#### [Required work]
Identify the lines that include the word "titulação", then copy all of them.
--- START Materials provided ---
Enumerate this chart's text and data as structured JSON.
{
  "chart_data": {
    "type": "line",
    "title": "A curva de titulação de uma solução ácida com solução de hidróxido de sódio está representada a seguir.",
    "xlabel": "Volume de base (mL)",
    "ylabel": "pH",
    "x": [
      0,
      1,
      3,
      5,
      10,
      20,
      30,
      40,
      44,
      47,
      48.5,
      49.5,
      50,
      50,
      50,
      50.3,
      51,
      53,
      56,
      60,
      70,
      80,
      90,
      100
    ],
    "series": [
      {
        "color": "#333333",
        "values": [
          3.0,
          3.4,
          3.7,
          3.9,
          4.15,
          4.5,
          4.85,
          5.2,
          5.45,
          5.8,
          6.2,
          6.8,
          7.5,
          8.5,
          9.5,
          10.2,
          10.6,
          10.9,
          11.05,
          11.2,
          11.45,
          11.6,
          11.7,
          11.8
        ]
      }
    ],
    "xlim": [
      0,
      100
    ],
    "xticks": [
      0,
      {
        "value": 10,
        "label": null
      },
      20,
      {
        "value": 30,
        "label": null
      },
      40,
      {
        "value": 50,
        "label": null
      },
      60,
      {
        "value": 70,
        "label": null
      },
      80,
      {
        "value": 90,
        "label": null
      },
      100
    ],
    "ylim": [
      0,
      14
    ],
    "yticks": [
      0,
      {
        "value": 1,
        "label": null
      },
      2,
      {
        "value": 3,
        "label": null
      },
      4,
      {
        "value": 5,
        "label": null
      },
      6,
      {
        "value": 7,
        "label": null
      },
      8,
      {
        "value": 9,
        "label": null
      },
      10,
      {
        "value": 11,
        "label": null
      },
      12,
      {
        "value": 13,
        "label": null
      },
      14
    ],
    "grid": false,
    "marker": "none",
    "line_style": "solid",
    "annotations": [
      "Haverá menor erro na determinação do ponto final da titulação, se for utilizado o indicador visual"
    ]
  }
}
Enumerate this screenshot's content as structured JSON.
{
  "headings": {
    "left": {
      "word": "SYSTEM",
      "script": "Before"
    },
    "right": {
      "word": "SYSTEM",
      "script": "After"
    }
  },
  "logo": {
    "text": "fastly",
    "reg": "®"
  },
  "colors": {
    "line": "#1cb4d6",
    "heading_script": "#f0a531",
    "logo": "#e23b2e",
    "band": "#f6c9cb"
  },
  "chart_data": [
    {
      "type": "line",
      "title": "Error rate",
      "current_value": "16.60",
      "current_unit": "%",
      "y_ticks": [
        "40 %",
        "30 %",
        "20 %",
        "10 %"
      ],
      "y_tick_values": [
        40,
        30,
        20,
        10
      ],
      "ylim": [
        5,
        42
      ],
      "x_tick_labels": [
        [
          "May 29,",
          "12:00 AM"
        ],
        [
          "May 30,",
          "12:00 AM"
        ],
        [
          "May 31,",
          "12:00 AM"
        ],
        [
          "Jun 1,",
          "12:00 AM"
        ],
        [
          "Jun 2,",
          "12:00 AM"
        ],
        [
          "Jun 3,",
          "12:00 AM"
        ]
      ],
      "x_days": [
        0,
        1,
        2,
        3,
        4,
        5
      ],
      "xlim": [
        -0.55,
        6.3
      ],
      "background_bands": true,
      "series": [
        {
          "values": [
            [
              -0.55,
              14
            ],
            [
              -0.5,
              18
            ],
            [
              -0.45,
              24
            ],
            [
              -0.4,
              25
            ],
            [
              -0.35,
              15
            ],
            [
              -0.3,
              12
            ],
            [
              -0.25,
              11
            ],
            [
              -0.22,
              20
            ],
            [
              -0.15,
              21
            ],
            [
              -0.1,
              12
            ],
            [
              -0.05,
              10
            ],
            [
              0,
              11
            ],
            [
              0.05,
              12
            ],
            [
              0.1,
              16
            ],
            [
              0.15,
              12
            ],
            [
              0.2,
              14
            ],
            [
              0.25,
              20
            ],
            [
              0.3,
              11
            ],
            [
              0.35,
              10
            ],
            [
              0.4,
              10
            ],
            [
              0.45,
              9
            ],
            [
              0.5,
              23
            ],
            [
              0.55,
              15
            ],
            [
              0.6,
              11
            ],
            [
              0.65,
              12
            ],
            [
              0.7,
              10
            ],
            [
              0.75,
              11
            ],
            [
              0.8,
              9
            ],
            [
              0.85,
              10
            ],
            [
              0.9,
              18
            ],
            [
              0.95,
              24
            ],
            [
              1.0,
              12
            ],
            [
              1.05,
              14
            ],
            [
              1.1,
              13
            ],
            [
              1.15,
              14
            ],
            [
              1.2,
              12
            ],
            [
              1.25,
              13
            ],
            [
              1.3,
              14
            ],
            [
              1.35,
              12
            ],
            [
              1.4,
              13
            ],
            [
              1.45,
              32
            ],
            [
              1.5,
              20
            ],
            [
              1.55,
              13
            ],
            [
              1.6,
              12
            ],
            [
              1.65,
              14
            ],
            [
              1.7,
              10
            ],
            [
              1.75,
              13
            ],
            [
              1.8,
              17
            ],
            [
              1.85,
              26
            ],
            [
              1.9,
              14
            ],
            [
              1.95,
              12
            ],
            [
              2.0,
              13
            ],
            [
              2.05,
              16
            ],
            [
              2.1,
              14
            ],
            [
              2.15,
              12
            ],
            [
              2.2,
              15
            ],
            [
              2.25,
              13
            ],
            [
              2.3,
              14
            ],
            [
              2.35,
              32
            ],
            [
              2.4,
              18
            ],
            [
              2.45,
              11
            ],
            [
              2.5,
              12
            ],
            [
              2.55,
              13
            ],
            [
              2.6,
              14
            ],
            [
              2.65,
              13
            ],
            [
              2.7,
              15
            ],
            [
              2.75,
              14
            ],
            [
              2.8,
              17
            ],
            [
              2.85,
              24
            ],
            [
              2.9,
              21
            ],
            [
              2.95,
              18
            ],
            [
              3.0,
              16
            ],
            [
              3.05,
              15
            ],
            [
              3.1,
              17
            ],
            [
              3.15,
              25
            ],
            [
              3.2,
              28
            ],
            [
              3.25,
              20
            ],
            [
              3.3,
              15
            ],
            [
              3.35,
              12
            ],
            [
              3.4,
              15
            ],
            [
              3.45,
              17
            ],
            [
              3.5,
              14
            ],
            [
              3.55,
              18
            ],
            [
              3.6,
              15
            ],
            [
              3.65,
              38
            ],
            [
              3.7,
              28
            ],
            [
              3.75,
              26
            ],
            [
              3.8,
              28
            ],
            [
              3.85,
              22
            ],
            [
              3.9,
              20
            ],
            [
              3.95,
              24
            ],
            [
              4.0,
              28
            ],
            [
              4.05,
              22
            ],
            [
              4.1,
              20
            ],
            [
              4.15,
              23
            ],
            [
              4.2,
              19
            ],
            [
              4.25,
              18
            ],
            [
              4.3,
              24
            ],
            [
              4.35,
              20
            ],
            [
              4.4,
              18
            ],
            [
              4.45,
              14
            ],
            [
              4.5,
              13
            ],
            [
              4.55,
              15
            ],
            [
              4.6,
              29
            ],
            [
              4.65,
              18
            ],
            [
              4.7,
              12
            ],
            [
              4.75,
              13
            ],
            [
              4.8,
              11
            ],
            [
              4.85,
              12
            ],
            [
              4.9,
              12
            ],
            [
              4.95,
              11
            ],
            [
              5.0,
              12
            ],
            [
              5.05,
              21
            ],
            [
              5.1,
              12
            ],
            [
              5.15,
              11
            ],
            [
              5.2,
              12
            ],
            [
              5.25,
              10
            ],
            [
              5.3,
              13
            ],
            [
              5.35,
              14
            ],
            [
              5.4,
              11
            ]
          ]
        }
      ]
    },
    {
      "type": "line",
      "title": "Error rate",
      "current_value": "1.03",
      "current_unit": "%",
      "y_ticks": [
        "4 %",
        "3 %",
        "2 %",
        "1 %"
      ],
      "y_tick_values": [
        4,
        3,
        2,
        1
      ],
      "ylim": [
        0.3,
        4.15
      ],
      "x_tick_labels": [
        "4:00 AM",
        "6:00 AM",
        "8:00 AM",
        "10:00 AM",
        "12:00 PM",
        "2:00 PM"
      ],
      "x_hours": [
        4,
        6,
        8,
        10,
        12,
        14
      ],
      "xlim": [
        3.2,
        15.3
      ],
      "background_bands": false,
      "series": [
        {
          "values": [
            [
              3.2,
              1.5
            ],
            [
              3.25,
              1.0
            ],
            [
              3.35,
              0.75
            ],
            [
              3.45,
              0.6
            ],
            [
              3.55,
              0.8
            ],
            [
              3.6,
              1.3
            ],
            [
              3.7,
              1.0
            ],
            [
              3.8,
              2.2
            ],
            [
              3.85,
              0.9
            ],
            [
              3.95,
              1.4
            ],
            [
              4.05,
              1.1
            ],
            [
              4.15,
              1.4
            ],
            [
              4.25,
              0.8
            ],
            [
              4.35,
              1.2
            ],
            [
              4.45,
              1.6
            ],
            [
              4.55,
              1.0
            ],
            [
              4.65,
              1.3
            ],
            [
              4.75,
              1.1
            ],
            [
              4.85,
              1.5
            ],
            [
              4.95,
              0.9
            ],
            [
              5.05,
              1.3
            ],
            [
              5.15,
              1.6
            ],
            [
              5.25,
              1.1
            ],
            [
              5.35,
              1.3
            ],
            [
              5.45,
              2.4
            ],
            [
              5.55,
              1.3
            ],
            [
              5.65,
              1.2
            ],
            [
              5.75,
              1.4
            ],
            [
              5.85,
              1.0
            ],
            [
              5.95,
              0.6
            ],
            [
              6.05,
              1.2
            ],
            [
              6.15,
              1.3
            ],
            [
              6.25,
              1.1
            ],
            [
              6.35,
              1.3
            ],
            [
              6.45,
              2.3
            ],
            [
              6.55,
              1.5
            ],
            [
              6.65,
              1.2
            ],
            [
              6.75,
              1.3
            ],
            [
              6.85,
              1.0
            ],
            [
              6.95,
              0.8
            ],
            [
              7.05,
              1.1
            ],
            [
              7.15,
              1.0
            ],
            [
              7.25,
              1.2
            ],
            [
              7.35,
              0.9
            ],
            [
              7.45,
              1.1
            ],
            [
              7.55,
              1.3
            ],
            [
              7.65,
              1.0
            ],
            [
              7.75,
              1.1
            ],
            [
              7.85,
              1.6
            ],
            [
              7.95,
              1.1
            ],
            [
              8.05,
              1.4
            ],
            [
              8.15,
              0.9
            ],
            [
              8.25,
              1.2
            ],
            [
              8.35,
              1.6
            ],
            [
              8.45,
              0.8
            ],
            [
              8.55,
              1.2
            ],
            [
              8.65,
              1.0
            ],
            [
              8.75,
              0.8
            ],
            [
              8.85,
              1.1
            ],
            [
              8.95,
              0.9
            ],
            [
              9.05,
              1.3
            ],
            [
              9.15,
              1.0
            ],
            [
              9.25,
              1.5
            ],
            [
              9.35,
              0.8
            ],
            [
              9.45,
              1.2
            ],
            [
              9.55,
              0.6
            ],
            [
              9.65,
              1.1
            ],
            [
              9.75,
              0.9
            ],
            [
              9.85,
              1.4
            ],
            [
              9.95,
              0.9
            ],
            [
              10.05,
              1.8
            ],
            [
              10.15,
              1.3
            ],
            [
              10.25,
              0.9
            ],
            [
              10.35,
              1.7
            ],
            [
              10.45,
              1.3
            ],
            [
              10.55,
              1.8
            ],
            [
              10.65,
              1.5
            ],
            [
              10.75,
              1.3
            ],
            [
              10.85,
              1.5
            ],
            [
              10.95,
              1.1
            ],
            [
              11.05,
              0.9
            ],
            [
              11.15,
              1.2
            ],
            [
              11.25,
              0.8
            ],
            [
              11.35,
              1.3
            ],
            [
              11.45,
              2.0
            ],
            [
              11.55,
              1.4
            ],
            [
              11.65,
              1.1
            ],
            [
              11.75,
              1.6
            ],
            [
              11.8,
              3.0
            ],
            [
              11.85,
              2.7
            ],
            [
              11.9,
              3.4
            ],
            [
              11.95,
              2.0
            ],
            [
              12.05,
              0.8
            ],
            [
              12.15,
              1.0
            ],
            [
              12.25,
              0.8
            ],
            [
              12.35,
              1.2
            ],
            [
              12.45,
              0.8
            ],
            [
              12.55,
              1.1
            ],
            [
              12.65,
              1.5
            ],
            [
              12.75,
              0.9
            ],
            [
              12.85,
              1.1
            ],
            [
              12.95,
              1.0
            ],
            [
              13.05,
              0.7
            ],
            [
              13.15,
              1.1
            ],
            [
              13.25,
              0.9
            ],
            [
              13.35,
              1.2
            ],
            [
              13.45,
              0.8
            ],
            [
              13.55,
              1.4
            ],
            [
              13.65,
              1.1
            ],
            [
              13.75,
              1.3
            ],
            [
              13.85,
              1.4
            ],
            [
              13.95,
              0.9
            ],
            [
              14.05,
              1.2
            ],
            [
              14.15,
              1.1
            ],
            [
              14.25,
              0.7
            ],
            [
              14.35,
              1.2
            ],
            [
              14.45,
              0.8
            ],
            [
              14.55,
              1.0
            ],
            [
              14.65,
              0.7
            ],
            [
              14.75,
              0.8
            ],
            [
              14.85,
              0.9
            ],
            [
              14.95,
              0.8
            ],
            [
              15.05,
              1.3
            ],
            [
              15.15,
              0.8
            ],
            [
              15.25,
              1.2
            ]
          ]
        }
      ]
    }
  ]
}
--- END Materials provided ---
#### [Full solution]
    "title": "A curva de titulação de uma solução ácida com solução de hidróxido de sódio está representada a seguir.",
      "Haverá menor erro na determinação do ponto final da titulação, se for utilizado o indicador visual"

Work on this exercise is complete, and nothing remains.